GIVEN EXERCISE :: Pull out every line containing the string "两直线平行".

═════ INPUT RECORDS

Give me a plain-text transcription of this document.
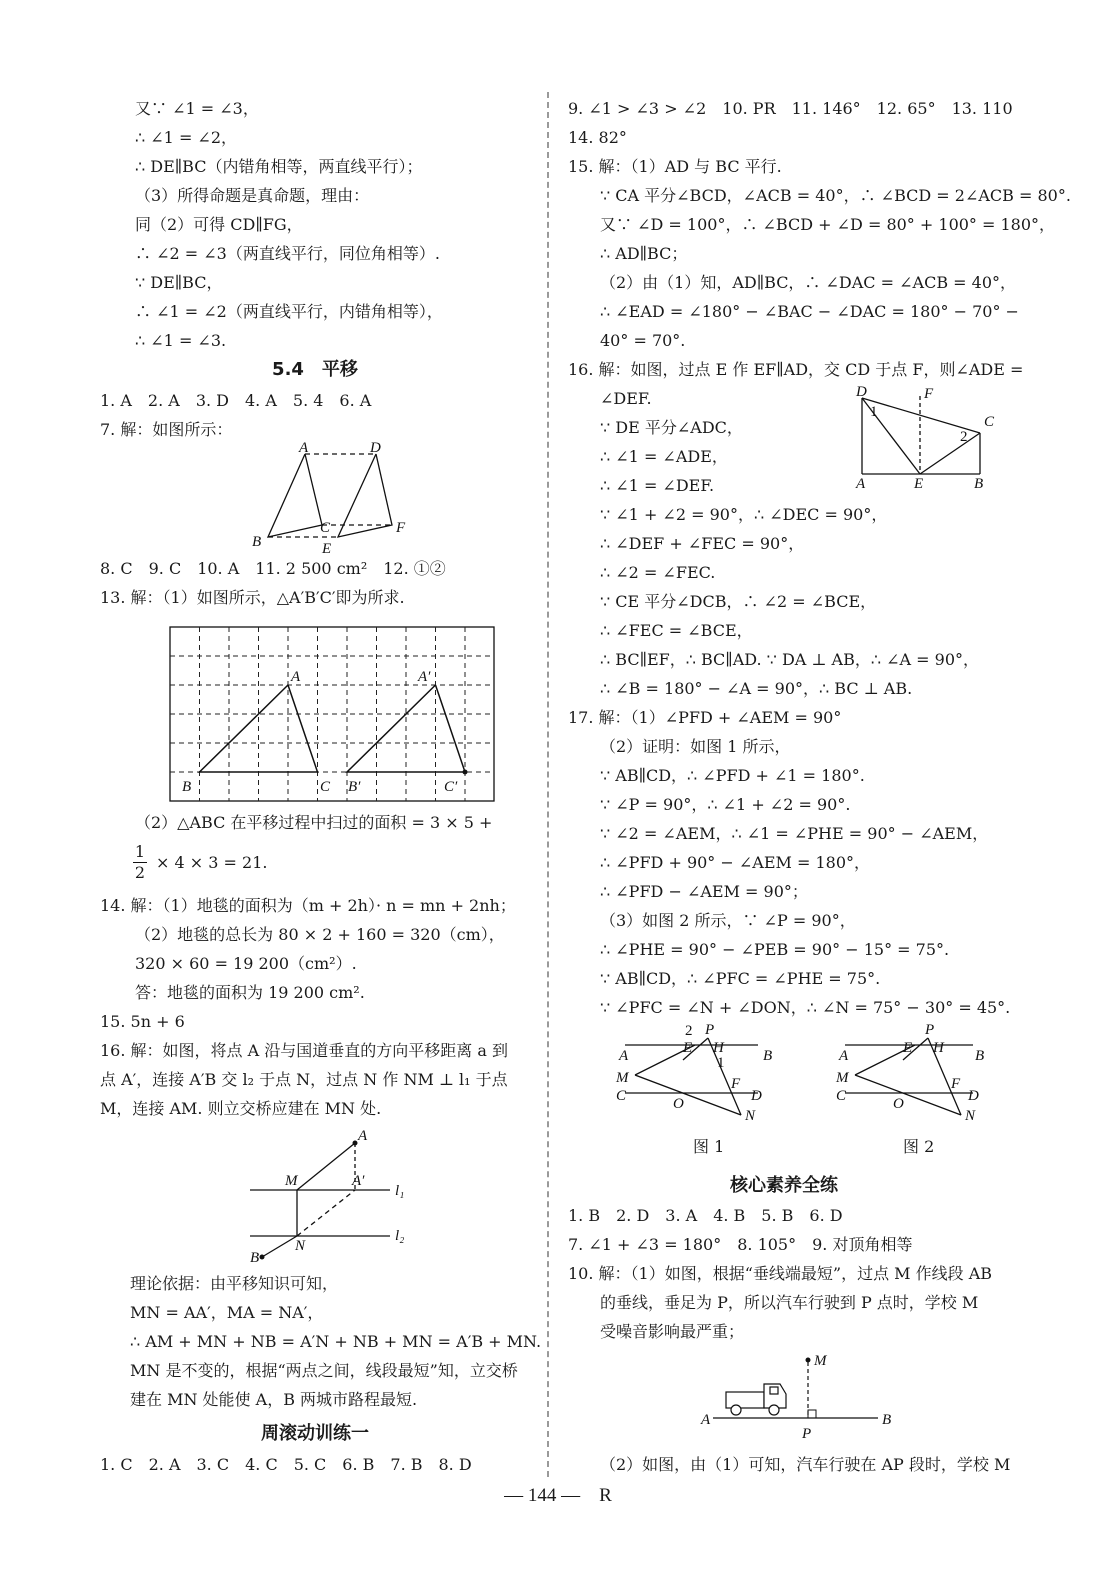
又∵ ∠1 = ∠3，
∴ ∠1 = ∠2，
∴ DE∥BC（内错角相等，两直线平行）；
（3）所得命题是真命题，理由：
同（2）可得 CD∥FG，
∴ ∠2 = ∠3（两直线平行，同位角相等）.
∵ DE∥BC，
∴ ∠1 = ∠2（两直线平行，内错角相等），
∴ ∠1 = ∠3.
5.4　平移
1. A　2. A　3. D　4. A　5. 4　6. A
7. 解：如图所示：
A	D
B
C
E
F
8. C　9. C　10. A　11. 2 500 cm²　12. ①②
13. 解：（1）如图所示，△A′B′C′即为所求.
A
B	C
A′
B′	C′
（2）△ABC 在平移过程中扫过的面积 = 3 × 5 +
× 4 × 3 = 21.
14. 解：（1）地毯的面积为（m + 2h）· n = mn + 2nh；
（2）地毯的总长为 80 × 2 + 160 = 320（cm），
320 × 60 = 19 200（cm²）.
答：地毯的面积为 19 200 cm².
15. 5n + 6
16. 解：如图，将点 A 沿与国道垂直的方向平移距离 a 到
点 A′，连接 A′B 交 l₂ 于点 N，过点 N 作 NM ⊥ l₁ 于点
M，连接 AM. 则立交桥应建在 MN 处.
1
2
A
A′
M
N
B
l₁
l₂
理论依据：由平移知识可知，
MN = AA′，MA = NA′，
∴ AM + MN + NB = A′N + NB + MN = A′B + MN.
MN 是不变的，根据“两点之间，线段最短”知，立交桥
建在 MN 处能使 A，B 两城市路程最短.
周滚动训练一
1. C　2. A　3. C　4. C　5. C　6. B　7. B　8. D
9. ∠1 > ∠3 > ∠2　10. PR　11. 146°　12. 65°　13. 110
14. 82°
15. 解：（1）AD 与 BC 平行.
∵ CA 平分∠BCD，∠ACB = 40°，∴ ∠BCD = 2∠ACB = 80°.
又∵ ∠D = 100°，∴ ∠BCD + ∠D = 80° + 100° = 180°，
∴ AD∥BC；
（2）由（1）知，AD∥BC，∴ ∠DAC = ∠ACB = 40°，
∴ ∠EAD = ∠180° − ∠BAC − ∠DAC = 180° − 70° −
40° = 70°.
16. 解：如图，过点 E 作 EF∥AD，交 CD 于点 F，则∠ADE =
∠DEF.
∵ DE 平分∠ADC，
∴ ∠1 = ∠ADE，
∴ ∠1 = ∠DEF.
∵ ∠1 + ∠2 = 90°，∴ ∠DEC = 90°，
∴ ∠DEF + ∠FEC = 90°，
∴ ∠2 = ∠FEC.
∵ CE 平分∠DCB，∴ ∠2 = ∠BCE，
∴ ∠FEC = ∠BCE，
∴ BC∥EF，∴ BC∥AD. ∵ DA ⊥ AB，∴ ∠A = 90°，
∴ ∠B = 180° − ∠A = 90°，∴ BC ⊥ AB.
17. 解：（1）∠PFD + ∠AEM = 90°
（2）证明：如图 1 所示，
∵ AB∥CD，∴ ∠PFD + ∠1 = 180°.
∵ ∠P = 90°，∴ ∠1 + ∠2 = 90°.
∵ ∠2 = ∠AEM，∴ ∠1 = ∠PHE = 90° − ∠AEM，
∴ ∠PFD + 90° − ∠AEM = 180°，
∴ ∠PFD − ∠AEM = 90°；
（3）如图 2 所示，∵ ∠P = 90°，
∴ ∠PHE = 90° − ∠PEB = 90° − 15° = 75°.
∵ AB∥CD，∴ ∠PFC = ∠PHE = 75°.
∵ ∠PFC = ∠N + ∠DON，∴ ∠N = 75° − 30° = 45°.
D	F
C
A	E	B
1
2
2 P
E H
A	B
1
M	F
C	O	D
N
图 1
P
E H
A	B
M	F
C	O	D
N
图 2
核心素养全练
1. B　2. D　3. A　4. B　5. B　6. D
7. ∠1 + ∠3 = 180°　8. 105°　9. 对顶角相等
10. 解：（1）如图，根据“垂线端最短”，过点 M 作线段 AB
的垂线，垂足为 P，所以汽车行驶到 P 点时，学校 M
受噪音影响最严重；
（2）如图，由（1）可知，汽车行驶在 AP 段时，学校 M
M
A	B
P
— 144 —　R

══════════

SOLUTION FOR THIS TASK ::
∴ DE∥BC（内错角相等，两直线平行）；
∴ ∠2 = ∠3（两直线平行，同位角相等）.
∴ ∠1 = ∠2（两直线平行，内错角相等），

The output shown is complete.